§ **Set problem**
Select, from the material below, each line with "github" in it.

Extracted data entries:
:::::

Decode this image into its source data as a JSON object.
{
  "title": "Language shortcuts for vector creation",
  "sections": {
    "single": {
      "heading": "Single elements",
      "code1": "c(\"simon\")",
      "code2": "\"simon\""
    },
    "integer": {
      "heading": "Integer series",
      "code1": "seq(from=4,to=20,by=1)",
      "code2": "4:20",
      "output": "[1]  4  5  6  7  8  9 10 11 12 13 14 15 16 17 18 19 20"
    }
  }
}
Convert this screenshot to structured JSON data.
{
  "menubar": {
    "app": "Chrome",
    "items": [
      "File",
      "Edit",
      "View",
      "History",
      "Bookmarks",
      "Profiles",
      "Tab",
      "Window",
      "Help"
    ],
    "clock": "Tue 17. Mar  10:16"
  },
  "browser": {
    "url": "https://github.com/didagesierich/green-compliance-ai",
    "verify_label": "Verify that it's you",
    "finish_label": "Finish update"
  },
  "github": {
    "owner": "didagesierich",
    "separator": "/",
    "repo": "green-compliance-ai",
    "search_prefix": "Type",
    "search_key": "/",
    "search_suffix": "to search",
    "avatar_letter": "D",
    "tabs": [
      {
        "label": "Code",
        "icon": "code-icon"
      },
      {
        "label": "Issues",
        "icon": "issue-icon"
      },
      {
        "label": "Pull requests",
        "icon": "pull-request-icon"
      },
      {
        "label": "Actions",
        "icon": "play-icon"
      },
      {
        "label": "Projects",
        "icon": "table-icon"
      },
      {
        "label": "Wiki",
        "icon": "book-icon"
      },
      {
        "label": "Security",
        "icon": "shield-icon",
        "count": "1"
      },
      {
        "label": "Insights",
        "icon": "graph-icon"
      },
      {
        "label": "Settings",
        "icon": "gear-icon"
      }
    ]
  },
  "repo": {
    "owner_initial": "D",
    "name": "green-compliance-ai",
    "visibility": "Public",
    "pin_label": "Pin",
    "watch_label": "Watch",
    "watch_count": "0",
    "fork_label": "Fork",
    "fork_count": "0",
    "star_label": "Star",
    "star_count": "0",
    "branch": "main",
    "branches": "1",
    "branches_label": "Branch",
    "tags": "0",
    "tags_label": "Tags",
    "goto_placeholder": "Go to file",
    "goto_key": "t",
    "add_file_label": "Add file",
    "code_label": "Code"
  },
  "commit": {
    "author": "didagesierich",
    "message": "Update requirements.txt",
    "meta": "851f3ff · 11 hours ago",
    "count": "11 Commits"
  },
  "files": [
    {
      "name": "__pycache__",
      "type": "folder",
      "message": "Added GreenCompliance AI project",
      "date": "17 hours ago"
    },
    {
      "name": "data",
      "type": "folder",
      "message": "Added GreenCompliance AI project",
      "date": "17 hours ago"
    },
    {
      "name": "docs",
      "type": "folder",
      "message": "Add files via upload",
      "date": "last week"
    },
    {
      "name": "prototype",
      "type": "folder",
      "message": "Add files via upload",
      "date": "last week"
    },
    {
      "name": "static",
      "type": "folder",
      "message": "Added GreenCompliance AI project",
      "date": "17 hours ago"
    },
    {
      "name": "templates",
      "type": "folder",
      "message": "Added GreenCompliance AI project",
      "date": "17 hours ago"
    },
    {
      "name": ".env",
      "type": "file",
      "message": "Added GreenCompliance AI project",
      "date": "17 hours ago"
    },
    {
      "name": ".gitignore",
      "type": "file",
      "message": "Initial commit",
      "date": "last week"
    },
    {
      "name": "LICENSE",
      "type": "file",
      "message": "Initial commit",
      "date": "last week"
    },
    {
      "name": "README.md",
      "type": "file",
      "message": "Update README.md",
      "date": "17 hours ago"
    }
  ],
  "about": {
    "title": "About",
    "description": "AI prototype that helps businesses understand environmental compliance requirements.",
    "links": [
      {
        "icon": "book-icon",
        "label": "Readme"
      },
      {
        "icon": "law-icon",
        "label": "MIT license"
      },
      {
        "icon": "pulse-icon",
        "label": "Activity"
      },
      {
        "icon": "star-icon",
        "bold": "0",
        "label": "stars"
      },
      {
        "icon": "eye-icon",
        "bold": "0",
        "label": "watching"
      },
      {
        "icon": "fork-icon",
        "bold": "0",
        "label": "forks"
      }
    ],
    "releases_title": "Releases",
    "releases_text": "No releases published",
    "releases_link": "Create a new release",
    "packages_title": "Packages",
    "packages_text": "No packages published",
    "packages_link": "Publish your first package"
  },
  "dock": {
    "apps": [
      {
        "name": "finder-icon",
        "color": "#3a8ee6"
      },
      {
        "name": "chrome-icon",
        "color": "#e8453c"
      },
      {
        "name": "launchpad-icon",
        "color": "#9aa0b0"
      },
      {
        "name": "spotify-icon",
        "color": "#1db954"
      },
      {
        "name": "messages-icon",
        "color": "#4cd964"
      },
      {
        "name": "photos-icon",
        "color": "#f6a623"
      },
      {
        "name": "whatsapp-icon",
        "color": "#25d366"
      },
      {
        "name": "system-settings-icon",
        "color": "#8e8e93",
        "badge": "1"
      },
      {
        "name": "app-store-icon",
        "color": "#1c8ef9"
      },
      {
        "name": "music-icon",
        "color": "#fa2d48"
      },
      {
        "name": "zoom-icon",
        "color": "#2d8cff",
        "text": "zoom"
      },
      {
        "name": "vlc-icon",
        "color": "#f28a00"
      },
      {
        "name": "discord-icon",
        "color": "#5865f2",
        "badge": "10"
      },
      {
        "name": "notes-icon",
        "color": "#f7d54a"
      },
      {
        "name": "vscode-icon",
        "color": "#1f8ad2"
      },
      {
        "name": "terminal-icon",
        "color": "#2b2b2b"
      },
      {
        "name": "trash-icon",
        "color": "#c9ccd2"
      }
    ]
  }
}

:::::

§ **Exercise result**
    "url": "https://github.com/didagesierich/green-compliance-ai",
  "github": {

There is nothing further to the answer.